=== SOURCE DATA ===
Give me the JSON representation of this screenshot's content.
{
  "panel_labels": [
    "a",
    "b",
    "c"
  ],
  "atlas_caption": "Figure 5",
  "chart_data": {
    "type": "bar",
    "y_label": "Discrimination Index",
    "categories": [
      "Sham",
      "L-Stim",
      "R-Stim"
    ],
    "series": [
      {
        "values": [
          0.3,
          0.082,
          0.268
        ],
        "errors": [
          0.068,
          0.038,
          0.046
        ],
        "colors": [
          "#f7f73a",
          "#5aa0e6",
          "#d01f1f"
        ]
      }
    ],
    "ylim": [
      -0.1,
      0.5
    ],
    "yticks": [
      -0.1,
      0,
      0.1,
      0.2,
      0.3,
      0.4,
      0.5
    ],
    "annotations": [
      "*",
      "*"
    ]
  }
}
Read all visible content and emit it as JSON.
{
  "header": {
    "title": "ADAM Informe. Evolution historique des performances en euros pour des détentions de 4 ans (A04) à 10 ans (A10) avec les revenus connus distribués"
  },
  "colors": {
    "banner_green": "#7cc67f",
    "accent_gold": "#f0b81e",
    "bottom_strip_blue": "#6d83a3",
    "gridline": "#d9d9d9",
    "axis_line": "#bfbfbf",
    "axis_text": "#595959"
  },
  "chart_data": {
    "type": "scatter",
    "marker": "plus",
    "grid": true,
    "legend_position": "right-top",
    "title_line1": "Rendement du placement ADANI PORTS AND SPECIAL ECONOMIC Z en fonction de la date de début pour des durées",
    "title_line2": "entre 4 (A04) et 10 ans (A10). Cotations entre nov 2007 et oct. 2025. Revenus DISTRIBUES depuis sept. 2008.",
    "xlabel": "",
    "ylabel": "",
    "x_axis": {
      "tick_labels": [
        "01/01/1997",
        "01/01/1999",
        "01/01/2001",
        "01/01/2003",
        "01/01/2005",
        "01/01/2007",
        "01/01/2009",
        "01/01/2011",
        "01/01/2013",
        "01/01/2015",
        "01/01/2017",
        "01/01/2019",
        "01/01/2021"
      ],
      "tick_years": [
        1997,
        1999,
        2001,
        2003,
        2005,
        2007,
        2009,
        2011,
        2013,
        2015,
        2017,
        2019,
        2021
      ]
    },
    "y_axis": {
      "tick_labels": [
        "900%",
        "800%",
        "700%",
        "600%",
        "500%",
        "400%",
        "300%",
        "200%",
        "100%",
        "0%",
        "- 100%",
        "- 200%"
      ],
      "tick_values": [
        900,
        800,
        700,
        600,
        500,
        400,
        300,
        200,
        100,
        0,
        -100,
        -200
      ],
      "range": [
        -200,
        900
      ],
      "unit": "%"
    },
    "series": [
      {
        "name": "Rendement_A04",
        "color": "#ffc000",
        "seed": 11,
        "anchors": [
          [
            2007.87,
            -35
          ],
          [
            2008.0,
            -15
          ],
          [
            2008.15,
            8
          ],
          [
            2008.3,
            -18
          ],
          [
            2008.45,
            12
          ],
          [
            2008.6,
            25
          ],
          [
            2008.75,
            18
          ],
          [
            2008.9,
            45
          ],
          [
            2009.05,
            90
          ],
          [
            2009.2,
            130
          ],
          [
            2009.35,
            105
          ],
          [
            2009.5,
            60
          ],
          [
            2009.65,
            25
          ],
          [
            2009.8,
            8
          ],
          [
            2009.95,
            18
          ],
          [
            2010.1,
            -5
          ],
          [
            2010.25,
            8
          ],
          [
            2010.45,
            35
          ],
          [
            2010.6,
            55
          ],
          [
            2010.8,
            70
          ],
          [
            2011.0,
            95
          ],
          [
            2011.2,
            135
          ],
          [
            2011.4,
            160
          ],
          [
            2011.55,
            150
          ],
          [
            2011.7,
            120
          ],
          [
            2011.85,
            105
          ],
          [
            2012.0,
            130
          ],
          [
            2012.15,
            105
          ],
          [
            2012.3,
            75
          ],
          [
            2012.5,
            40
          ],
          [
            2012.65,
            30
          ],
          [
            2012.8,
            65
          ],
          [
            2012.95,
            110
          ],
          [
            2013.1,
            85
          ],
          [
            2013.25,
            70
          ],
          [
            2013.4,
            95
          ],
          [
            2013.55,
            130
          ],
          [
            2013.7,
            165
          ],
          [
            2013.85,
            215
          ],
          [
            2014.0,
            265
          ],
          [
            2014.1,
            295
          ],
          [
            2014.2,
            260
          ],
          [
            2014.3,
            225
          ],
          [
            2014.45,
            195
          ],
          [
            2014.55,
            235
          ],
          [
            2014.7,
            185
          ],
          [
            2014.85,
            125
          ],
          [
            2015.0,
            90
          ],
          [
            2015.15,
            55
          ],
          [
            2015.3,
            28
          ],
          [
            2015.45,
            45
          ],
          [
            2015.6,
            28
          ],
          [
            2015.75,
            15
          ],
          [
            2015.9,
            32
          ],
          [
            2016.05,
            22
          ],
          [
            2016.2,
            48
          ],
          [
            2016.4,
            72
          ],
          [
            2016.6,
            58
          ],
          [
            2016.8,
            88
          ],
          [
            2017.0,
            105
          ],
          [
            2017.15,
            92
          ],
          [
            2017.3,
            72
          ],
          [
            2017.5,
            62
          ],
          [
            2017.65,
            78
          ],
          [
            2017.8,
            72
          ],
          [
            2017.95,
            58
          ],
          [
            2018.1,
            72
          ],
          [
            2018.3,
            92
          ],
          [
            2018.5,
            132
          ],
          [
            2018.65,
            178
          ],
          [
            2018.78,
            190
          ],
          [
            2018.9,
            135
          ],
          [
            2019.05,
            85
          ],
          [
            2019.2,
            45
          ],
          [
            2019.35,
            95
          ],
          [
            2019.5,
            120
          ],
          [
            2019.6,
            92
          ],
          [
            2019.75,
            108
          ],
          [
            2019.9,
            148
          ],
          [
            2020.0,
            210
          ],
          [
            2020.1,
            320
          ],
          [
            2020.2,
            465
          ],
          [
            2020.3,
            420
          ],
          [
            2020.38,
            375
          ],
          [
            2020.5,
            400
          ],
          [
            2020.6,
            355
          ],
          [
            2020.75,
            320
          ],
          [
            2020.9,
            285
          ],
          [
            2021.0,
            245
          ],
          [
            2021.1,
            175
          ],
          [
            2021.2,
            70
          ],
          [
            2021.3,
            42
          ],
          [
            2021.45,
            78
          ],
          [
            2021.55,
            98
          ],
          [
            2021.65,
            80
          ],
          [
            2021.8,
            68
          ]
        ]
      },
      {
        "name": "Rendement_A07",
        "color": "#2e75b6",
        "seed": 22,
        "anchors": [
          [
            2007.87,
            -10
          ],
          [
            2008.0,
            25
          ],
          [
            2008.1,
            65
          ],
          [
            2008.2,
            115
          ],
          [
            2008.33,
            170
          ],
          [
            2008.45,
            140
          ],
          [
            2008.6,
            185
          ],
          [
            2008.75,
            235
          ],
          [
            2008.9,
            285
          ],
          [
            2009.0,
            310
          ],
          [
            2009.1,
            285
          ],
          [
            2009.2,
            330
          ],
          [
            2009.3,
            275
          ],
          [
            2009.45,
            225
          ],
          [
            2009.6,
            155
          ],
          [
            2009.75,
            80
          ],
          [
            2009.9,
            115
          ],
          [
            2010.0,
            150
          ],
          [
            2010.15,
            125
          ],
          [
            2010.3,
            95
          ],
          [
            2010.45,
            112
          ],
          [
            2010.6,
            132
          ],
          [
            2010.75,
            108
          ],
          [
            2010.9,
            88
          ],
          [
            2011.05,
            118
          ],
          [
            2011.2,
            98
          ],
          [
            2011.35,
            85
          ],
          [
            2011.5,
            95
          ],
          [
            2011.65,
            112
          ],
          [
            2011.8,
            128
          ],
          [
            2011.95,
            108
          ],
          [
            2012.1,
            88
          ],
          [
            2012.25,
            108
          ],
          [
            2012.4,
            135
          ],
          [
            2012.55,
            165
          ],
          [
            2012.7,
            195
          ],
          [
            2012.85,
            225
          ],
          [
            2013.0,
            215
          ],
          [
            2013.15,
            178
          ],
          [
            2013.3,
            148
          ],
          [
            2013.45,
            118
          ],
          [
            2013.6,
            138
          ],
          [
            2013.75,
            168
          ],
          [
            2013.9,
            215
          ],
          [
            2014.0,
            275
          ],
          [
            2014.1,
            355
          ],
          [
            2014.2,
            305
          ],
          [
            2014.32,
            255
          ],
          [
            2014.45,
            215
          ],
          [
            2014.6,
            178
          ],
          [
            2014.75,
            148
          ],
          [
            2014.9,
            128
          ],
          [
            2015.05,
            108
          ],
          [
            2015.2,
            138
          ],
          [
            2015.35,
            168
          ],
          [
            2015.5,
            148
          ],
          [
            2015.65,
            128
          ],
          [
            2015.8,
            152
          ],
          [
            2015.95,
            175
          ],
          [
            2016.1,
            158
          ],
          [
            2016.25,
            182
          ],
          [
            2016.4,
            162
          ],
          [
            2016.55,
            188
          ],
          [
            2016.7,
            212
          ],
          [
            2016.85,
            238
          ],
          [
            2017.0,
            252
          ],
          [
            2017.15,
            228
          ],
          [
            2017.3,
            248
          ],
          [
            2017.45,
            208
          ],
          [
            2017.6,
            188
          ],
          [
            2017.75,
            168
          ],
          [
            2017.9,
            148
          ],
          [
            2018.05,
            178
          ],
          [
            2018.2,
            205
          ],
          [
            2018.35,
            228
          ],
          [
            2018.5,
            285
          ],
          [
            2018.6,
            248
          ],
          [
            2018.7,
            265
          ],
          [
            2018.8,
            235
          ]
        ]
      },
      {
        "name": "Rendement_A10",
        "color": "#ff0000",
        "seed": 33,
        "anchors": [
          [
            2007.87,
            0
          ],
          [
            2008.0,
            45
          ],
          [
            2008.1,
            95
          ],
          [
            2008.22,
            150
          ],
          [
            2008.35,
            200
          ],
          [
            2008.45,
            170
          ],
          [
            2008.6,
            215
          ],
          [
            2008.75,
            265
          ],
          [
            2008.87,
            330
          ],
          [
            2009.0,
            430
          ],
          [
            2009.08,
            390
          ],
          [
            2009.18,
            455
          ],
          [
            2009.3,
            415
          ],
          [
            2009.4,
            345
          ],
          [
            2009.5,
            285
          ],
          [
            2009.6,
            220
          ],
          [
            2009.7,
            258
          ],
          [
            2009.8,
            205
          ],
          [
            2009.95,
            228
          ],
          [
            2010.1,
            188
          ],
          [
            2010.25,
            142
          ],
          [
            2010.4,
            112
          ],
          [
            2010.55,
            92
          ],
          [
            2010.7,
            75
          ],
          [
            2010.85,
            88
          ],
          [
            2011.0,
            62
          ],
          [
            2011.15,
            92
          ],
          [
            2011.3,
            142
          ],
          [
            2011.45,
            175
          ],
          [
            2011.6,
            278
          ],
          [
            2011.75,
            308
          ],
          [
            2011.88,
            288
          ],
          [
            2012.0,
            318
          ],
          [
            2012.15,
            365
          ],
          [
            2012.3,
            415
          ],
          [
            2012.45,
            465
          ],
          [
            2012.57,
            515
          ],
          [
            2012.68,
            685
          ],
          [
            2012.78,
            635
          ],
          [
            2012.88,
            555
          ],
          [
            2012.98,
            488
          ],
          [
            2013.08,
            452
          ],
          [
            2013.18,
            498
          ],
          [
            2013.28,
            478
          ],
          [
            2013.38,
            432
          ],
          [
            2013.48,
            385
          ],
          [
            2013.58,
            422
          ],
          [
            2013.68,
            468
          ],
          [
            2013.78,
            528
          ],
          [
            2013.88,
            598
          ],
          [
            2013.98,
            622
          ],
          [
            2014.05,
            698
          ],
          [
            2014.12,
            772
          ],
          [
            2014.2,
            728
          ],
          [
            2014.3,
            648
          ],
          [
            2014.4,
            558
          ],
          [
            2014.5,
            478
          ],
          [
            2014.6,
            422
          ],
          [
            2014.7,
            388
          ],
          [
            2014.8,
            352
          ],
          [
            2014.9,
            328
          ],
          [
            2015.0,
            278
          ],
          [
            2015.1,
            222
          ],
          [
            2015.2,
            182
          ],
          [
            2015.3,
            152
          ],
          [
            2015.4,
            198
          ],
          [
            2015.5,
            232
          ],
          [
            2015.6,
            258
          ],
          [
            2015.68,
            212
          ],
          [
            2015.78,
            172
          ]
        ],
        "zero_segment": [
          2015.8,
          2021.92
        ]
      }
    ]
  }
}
===
WHAT YOU NEED TO DO> Read through the entries and copy every line that includes "JSON".

ANSWER TO THE TASK>
Give me the JSON representation of this screenshot's content.
Read all visible content and emit it as JSON.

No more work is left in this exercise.